Transcribe the material verbatim in full; the pictures do not belong in the copy.

--- START OF RAW RECORDS ---

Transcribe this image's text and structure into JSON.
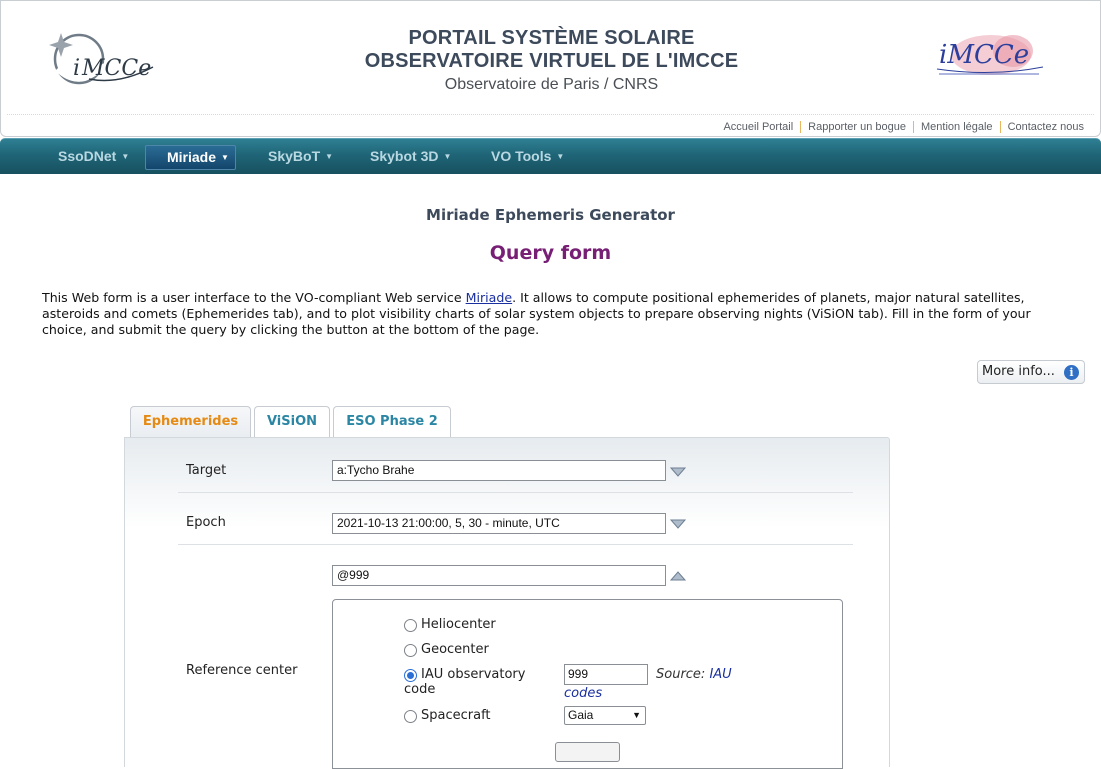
{
  "header": {
    "title_line1": "PORTAIL SYSTÈME SOLAIRE",
    "title_line2": "OBSERVATOIRE VIRTUEL DE L'IMCCE",
    "subtitle": "Observatoire de Paris / CNRS",
    "top_links": [
      "Accueil Portail",
      "Rapporter un bogue",
      "Mention légale",
      "Contactez nous"
    ]
  },
  "nav": {
    "items": [
      {
        "label": "SsoDNet"
      },
      {
        "label": "Miriade"
      },
      {
        "label": "SkyBoT"
      },
      {
        "label": "Skybot 3D"
      },
      {
        "label": "VO Tools"
      }
    ],
    "active": "Miriade"
  },
  "main": {
    "app_title": "Miriade Ephemeris Generator",
    "form_title": "Query form",
    "intro_before_link": "This Web form is a user interface to the VO-compliant Web service ",
    "intro_link": "Miriade",
    "intro_after_link": ". It allows to compute positional ephemerides of planets, major natural satellites, asteroids and comets (Ephemerides tab), and to plot visibility charts of solar system objects to prepare observing nights (ViSiON tab). Fill in the form of your choice, and submit the query by clicking the button at the bottom of the page.",
    "more_info_label": "More info..."
  },
  "tabs": [
    {
      "label": "Ephemerides",
      "active": true
    },
    {
      "label": "ViSiON",
      "active": false
    },
    {
      "label": "ESO Phase 2",
      "active": false
    }
  ],
  "form": {
    "target_label": "Target",
    "target_value": "a:Tycho Brahe",
    "epoch_label": "Epoch",
    "epoch_value": "2021-10-13 21:00:00, 5, 30 - minute, UTC",
    "refcenter_value": "@999",
    "refcenter_label": "Reference center",
    "options": {
      "helio": "Heliocenter",
      "geo": "Geocenter",
      "iau_line1": "IAU observatory",
      "iau_line2": "code",
      "spacecraft": "Spacecraft"
    },
    "selected_option": "iau",
    "iau_code_value": "999",
    "source_label": "Source: ",
    "source_link": "IAU",
    "source_link2": "codes",
    "spacecraft_value": "Gaia"
  },
  "colors": {
    "nav_bg": "#1f6577",
    "active_tab_text": "#e58a14",
    "tab_text": "#2b86a4",
    "form_title": "#761f74",
    "link": "#1a2fa0"
  }
}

--- END OF RAW RECORDS ---

**SOLUTION**
Transcribe this image's text and structure into JSON.
{
  "header": {
    "title_line1": "PORTAIL SYSTÈME SOLAIRE",
    "title_line2": "OBSERVATOIRE VIRTUEL DE L'IMCCE",
    "subtitle": "Observatoire de Paris / CNRS",
    "top_links": [
      "Accueil Portail",
      "Rapporter un bogue",
      "Mention légale",
      "Contactez nous"
    ]
  },
  "nav": {
    "items": [
      {
        "label": "SsoDNet"
      },
      {
        "label": "Miriade"
      },
      {
        "label": "SkyBoT"
      },
      {
        "label": "Skybot 3D"
      },
      {
        "label": "VO Tools"
      }
    ],
    "active": "Miriade"
  },
  "main": {
    "app_title": "Miriade Ephemeris Generator",
    "form_title": "Query form",
    "intro_before_link": "This Web form is a user interface to the VO-compliant Web service ",
    "intro_link": "Miriade",
    "intro_after_link": ". It allows to compute positional ephemerides of planets, major natural satellites, asteroids and comets (Ephemerides tab), and to plot visibility charts of solar system objects to prepare observing nights (ViSiON tab). Fill in the form of your choice, and submit the query by clicking the button at the bottom of the page.",
    "more_info_label": "More info..."
  },
  "tabs": [
    {
      "label": "Ephemerides",
      "active": true
    },
    {
      "label": "ViSiON",
      "active": false
    },
    {
      "label": "ESO Phase 2",
      "active": false
    }
  ],
  "form": {
    "target_label": "Target",
    "target_value": "a:Tycho Brahe",
    "epoch_label": "Epoch",
    "epoch_value": "2021-10-13 21:00:00, 5, 30 - minute, UTC",
    "refcenter_value": "@999",
    "refcenter_label": "Reference center",
    "options": {
      "helio": "Heliocenter",
      "geo": "Geocenter",
      "iau_line1": "IAU observatory",
      "iau_line2": "code",
      "spacecraft": "Spacecraft"
    },
    "selected_option": "iau",
    "iau_code_value": "999",
    "source_label": "Source: ",
    "source_link": "IAU",
    "source_link2": "codes",
    "spacecraft_value": "Gaia"
  },
  "colors": {
    "nav_bg": "#1f6577",
    "active_tab_text": "#e58a14",
    "tab_text": "#2b86a4",
    "form_title": "#761f74",
    "link": "#1a2fa0"
  }
}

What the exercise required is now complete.